Go through the listing and copy every line word for word.

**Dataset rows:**
▼

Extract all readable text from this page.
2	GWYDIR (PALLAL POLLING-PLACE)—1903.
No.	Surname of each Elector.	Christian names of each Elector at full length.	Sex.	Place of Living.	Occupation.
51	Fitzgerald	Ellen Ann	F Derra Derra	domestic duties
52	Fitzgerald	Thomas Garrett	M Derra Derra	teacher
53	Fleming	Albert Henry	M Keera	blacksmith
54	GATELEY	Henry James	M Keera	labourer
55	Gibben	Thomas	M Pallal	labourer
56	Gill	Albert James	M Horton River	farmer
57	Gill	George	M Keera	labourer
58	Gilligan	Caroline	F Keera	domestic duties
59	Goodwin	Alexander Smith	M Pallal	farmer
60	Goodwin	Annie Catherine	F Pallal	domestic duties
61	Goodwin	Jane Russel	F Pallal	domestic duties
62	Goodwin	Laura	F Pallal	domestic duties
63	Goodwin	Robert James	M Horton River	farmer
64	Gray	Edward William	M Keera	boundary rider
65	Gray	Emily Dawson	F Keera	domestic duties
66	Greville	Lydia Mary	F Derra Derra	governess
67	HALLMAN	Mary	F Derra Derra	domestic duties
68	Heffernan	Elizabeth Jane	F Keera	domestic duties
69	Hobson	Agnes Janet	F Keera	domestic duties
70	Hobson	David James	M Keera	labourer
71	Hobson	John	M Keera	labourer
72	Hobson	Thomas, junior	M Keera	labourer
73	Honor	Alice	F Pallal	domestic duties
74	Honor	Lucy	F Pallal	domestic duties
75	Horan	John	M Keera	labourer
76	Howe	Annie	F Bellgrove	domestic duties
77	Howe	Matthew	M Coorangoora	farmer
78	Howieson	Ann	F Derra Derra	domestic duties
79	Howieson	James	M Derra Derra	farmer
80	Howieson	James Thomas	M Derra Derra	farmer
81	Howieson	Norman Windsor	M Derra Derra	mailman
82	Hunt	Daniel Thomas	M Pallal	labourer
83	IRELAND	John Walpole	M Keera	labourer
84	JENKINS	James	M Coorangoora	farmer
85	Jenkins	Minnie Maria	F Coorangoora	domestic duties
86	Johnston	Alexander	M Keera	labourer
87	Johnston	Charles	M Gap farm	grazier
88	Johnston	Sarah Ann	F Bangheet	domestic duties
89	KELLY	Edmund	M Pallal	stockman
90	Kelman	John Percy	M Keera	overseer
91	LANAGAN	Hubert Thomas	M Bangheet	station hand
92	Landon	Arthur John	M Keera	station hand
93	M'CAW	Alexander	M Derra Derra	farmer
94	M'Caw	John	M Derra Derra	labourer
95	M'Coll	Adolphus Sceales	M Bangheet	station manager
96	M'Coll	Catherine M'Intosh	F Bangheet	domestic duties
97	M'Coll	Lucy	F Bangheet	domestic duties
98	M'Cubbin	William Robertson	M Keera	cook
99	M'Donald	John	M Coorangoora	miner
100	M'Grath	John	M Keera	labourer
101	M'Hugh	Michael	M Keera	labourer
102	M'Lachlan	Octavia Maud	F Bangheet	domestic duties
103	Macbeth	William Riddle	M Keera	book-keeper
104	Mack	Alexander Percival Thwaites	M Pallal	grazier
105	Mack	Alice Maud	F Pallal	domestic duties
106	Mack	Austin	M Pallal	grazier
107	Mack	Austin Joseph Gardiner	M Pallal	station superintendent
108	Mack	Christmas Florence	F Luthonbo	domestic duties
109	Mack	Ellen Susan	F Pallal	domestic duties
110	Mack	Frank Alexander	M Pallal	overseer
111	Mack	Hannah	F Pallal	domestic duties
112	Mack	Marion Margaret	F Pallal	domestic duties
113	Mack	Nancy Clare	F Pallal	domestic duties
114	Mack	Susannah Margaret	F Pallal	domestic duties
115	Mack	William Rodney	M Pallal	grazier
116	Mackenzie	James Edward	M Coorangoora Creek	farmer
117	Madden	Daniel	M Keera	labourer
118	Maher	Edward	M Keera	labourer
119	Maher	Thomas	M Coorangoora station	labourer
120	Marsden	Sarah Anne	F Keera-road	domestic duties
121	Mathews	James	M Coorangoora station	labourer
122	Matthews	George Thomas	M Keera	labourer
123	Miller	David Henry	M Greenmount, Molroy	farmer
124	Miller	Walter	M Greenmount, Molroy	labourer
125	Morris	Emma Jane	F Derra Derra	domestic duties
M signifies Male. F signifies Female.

▲

**FINAL RESULT:**
Extract all readable text from this page.
2	GWYDIR (PALLAL POLLING-PLACE)—1903.
No.	Surname of each Elector.	Christian names of each Elector at full length.	Sex.	Place of Living.	Occupation.
51	Fitzgerald	Ellen Ann	F Derra Derra	domestic duties
52	Fitzgerald	Thomas Garrett	M Derra Derra	teacher
53	Fleming	Albert Henry	M Keera	blacksmith
54	GATELEY	Henry James	M Keera	labourer
55	Gibben	Thomas	M Pallal	labourer
56	Gill	Albert James	M Horton River	farmer
57	Gill	George	M Keera	labourer
58	Gilligan	Caroline	F Keera	domestic duties
59	Goodwin	Alexander Smith	M Pallal	farmer
60	Goodwin	Annie Catherine	F Pallal	domestic duties
61	Goodwin	Jane Russel	F Pallal	domestic duties
62	Goodwin	Laura	F Pallal	domestic duties
63	Goodwin	Robert James	M Horton River	farmer
64	Gray	Edward William	M Keera	boundary rider
65	Gray	Emily Dawson	F Keera	domestic duties
66	Greville	Lydia Mary	F Derra Derra	governess
67	HALLMAN	Mary	F Derra Derra	domestic duties
68	Heffernan	Elizabeth Jane	F Keera	domestic duties
69	Hobson	Agnes Janet	F Keera	domestic duties
70	Hobson	David James	M Keera	labourer
71	Hobson	John	M Keera	labourer
72	Hobson	Thomas, junior	M Keera	labourer
73	Honor	Alice	F Pallal	domestic duties
74	Honor	Lucy	F Pallal	domestic duties
75	Horan	John	M Keera	labourer
76	Howe	Annie	F Bellgrove	domestic duties
77	Howe	Matthew	M Coorangoora	farmer
78	Howieson	Ann	F Derra Derra	domestic duties
79	Howieson	James	M Derra Derra	farmer
80	Howieson	James Thomas	M Derra Derra	farmer
81	Howieson	Norman Windsor	M Derra Derra	mailman
82	Hunt	Daniel Thomas	M Pallal	labourer
83	IRELAND	John Walpole	M Keera	labourer
84	JENKINS	James	M Coorangoora	farmer
85	Jenkins	Minnie Maria	F Coorangoora	domestic duties
86	Johnston	Alexander	M Keera	labourer
87	Johnston	Charles	M Gap farm	grazier
88	Johnston	Sarah Ann	F Bangheet	domestic duties
89	KELLY	Edmund	M Pallal	stockman
90	Kelman	John Percy	M Keera	overseer
91	LANAGAN	Hubert Thomas	M Bangheet	station hand
92	Landon	Arthur John	M Keera	station hand
93	M'CAW	Alexander	M Derra Derra	farmer
94	M'Caw	John	M Derra Derra	labourer
95	M'Coll	Adolphus Sceales	M Bangheet	station manager
96	M'Coll	Catherine M'Intosh	F Bangheet	domestic duties
97	M'Coll	Lucy	F Bangheet	domestic duties
98	M'Cubbin	William Robertson	M Keera	cook
99	M'Donald	John	M Coorangoora	miner
100	M'Grath	John	M Keera	labourer
101	M'Hugh	Michael	M Keera	labourer
102	M'Lachlan	Octavia Maud	F Bangheet	domestic duties
103	Macbeth	William Riddle	M Keera	book-keeper
104	Mack	Alexander Percival Thwaites	M Pallal	grazier
105	Mack	Alice Maud	F Pallal	domestic duties
106	Mack	Austin	M Pallal	grazier
107	Mack	Austin Joseph Gardiner	M Pallal	station superintendent
108	Mack	Christmas Florence	F Luthonbo	domestic duties
109	Mack	Ellen Susan	F Pallal	domestic duties
110	Mack	Frank Alexander	M Pallal	overseer
111	Mack	Hannah	F Pallal	domestic duties
112	Mack	Marion Margaret	F Pallal	domestic duties
113	Mack	Nancy Clare	F Pallal	domestic duties
114	Mack	Susannah Margaret	F Pallal	domestic duties
115	Mack	William Rodney	M Pallal	grazier
116	Mackenzie	James Edward	M Coorangoora Creek	farmer
117	Madden	Daniel	M Keera	labourer
118	Maher	Edward	M Keera	labourer
119	Maher	Thomas	M Coorangoora station	labourer
120	Marsden	Sarah Anne	F Keera-road	domestic duties
121	Mathews	James	M Coorangoora station	labourer
122	Matthews	George Thomas	M Keera	labourer
123	Miller	David Henry	M Greenmount, Molroy	farmer
124	Miller	Walter	M Greenmount, Molroy	labourer
125	Morris	Emma Jane	F Derra Derra	domestic duties
M signifies Male. F signifies Female.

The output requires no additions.